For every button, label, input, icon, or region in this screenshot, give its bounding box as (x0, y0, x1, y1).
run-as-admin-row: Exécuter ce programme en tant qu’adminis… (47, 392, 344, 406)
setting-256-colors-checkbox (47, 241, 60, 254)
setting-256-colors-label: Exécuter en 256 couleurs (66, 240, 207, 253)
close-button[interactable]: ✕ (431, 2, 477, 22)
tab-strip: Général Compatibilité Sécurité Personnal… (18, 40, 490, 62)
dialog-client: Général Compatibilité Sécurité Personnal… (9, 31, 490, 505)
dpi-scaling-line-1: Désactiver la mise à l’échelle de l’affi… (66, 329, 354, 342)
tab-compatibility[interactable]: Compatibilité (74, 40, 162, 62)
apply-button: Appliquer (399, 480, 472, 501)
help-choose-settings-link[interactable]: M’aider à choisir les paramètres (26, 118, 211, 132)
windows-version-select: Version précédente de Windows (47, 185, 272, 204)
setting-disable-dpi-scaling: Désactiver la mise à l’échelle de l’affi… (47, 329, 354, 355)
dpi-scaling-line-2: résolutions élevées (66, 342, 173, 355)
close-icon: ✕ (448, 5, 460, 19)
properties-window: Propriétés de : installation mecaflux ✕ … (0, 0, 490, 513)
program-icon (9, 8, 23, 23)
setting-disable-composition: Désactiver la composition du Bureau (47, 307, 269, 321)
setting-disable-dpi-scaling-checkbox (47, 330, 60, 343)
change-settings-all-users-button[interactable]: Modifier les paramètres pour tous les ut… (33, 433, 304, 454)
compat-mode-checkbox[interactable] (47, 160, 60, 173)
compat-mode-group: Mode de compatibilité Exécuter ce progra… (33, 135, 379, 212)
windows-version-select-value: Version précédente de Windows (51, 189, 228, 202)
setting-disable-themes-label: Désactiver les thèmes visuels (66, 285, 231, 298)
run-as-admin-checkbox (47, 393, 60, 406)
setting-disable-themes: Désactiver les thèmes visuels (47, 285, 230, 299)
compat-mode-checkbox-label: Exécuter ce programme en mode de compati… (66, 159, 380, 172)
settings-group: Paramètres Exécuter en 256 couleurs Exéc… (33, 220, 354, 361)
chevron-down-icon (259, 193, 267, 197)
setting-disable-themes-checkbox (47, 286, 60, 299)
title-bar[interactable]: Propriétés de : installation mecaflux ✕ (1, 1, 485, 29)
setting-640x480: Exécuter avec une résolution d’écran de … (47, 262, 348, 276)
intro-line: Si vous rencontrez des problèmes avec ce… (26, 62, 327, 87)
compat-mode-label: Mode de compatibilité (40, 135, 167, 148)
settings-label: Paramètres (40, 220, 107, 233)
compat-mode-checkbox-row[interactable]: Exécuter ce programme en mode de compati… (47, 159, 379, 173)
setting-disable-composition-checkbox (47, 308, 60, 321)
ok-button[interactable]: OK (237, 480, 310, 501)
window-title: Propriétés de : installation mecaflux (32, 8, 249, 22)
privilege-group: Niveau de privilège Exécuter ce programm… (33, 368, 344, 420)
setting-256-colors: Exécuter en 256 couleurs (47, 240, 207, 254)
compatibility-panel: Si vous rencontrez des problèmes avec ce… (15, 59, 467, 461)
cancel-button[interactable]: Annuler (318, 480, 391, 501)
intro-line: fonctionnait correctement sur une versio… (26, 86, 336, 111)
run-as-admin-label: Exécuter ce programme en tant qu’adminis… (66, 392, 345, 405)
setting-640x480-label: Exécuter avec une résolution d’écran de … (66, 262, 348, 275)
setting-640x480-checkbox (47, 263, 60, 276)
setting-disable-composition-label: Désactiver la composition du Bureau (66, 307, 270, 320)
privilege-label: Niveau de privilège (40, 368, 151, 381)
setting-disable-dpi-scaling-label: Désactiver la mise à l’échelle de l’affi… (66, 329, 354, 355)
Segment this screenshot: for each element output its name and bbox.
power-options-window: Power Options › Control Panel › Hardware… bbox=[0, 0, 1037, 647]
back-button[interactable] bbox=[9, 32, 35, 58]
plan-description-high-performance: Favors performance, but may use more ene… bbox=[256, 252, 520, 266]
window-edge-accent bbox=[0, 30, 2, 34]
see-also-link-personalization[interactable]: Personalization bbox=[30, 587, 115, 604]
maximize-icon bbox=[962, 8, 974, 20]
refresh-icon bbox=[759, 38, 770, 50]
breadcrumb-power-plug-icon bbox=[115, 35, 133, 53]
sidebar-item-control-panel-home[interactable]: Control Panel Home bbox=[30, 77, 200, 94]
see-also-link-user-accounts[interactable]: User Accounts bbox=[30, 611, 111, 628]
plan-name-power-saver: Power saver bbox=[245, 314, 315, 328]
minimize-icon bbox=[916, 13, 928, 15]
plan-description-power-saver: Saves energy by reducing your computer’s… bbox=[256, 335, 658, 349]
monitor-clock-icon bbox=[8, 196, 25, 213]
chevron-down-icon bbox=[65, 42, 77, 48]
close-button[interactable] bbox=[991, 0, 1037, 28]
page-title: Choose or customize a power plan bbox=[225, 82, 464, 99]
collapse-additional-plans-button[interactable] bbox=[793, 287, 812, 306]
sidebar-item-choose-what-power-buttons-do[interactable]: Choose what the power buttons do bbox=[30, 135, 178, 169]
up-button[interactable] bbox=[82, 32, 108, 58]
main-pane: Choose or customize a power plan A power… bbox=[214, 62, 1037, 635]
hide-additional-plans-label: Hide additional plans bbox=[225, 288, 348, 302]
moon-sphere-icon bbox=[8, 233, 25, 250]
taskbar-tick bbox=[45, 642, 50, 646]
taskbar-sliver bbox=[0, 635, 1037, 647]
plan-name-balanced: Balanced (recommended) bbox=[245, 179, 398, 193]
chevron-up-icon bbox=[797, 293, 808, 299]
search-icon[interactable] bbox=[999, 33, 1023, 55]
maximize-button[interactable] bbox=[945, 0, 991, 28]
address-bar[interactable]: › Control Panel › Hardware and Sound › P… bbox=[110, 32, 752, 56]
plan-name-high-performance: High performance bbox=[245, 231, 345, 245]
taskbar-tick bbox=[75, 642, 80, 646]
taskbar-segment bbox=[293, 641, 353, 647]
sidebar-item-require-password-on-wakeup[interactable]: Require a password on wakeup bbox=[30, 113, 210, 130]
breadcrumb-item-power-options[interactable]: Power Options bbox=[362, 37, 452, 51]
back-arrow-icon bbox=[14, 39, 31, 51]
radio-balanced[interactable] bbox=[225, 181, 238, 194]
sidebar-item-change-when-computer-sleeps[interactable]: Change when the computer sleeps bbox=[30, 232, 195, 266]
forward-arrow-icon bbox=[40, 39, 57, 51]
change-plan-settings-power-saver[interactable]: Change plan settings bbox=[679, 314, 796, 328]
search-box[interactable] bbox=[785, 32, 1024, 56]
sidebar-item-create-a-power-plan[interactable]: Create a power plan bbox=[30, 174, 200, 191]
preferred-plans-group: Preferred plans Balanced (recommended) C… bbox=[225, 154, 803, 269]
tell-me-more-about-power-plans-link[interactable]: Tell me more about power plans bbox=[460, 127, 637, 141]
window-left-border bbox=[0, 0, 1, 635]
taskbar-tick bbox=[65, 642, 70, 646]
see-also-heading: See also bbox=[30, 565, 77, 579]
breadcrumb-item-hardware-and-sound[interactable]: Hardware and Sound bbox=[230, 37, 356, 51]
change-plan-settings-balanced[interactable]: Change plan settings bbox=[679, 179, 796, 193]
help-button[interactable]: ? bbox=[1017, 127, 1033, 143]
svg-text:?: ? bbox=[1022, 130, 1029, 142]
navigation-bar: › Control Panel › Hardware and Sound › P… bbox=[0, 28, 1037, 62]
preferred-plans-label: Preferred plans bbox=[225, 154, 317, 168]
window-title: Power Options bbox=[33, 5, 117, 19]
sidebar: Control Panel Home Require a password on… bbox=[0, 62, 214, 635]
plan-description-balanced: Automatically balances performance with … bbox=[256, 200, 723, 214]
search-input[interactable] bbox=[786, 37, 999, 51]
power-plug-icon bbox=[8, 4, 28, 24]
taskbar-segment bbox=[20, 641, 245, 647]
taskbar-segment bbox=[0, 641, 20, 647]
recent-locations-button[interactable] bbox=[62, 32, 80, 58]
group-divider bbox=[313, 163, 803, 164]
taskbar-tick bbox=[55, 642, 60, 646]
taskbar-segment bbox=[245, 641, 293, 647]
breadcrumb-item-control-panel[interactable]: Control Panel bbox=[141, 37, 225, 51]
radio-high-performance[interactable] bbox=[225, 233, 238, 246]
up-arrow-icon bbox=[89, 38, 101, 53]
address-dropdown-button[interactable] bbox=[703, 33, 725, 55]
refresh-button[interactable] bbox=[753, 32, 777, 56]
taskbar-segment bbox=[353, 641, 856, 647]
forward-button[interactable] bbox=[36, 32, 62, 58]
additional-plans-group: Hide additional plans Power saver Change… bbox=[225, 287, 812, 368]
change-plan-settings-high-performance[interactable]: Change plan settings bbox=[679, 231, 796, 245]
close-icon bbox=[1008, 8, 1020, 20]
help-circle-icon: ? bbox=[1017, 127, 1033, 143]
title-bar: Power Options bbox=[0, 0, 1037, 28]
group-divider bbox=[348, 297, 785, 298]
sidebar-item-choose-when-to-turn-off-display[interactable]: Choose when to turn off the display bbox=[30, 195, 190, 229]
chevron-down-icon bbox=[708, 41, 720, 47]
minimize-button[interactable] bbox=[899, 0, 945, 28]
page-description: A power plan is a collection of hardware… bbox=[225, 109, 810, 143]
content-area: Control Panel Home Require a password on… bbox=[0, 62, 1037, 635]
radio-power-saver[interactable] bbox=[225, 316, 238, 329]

+---+

• **Goal**
Please reproduce, word for word, the part of the material that opens with its very first line and closes with the line containing "windows-version-select: Version précédente", with both of those lines included.

• **Answer for the task**
For every button, label, input, icon, or region in this screenshot, give its bounding box as (x0, y0, x1, y1).
run-as-admin-row: Exécuter ce programme en tant qu’adminis… (47, 392, 344, 406)
setting-256-colors-checkbox (47, 241, 60, 254)
setting-256-colors-label: Exécuter en 256 couleurs (66, 240, 207, 253)
close-button[interactable]: ✕ (431, 2, 477, 22)
tab-strip: Général Compatibilité Sécurité Personnal… (18, 40, 490, 62)
dialog-client: Général Compatibilité Sécurité Personnal… (9, 31, 490, 505)
dpi-scaling-line-1: Désactiver la mise à l’échelle de l’affi… (66, 329, 354, 342)
tab-compatibility[interactable]: Compatibilité (74, 40, 162, 62)
apply-button: Appliquer (399, 480, 472, 501)
help-choose-settings-link[interactable]: M’aider à choisir les paramètres (26, 118, 211, 132)
windows-version-select: Version précédente de Windows (47, 185, 272, 204)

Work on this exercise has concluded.